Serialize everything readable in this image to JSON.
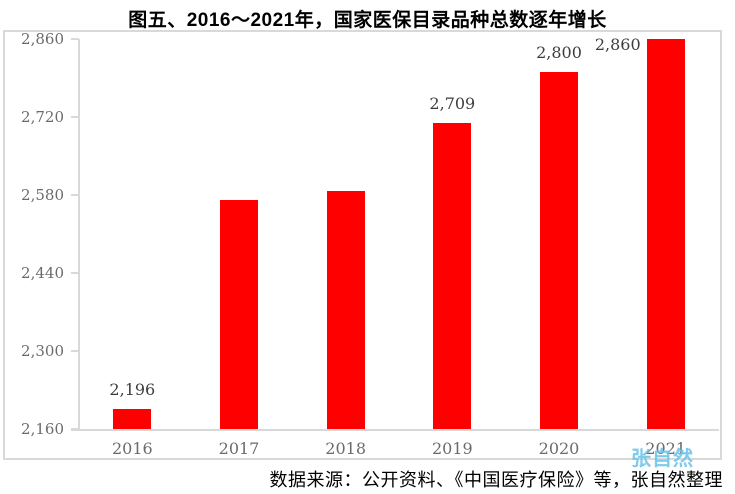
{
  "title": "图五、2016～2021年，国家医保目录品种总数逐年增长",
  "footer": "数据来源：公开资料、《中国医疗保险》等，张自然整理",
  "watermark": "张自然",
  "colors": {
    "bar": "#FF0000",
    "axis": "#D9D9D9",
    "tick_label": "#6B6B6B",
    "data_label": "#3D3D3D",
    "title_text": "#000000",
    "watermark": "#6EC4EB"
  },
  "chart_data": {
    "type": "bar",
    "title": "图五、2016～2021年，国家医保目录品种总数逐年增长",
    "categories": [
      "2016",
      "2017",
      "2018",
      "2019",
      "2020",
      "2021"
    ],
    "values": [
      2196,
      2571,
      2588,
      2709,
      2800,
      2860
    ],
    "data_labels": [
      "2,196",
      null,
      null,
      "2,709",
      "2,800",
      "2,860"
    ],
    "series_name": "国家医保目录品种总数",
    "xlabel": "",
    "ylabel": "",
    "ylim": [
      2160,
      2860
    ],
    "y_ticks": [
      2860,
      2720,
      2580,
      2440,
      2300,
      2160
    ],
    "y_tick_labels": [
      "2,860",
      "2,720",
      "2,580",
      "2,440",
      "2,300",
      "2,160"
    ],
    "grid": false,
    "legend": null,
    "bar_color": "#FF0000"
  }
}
★ ★ ★ ★
§ WHAT IS NEEDED
Each entry shown above must be quoted exactly, with its pictures left out.

§ FULL RESPONSE
Serialize everything readable in this image to JSON.
{
  "title": "图五、2016～2021年，国家医保目录品种总数逐年增长",
  "footer": "数据来源：公开资料、《中国医疗保险》等，张自然整理",
  "watermark": "张自然",
  "colors": {
    "bar": "#FF0000",
    "axis": "#D9D9D9",
    "tick_label": "#6B6B6B",
    "data_label": "#3D3D3D",
    "title_text": "#000000",
    "watermark": "#6EC4EB"
  },
  "chart_data": {
    "type": "bar",
    "title": "图五、2016～2021年，国家医保目录品种总数逐年增长",
    "categories": [
      "2016",
      "2017",
      "2018",
      "2019",
      "2020",
      "2021"
    ],
    "values": [
      2196,
      2571,
      2588,
      2709,
      2800,
      2860
    ],
    "data_labels": [
      "2,196",
      null,
      null,
      "2,709",
      "2,800",
      "2,860"
    ],
    "series_name": "国家医保目录品种总数",
    "xlabel": "",
    "ylabel": "",
    "ylim": [
      2160,
      2860
    ],
    "y_ticks": [
      2860,
      2720,
      2580,
      2440,
      2300,
      2160
    ],
    "y_tick_labels": [
      "2,860",
      "2,720",
      "2,580",
      "2,440",
      "2,300",
      "2,160"
    ],
    "grid": false,
    "legend": null,
    "bar_color": "#FF0000"
  }
}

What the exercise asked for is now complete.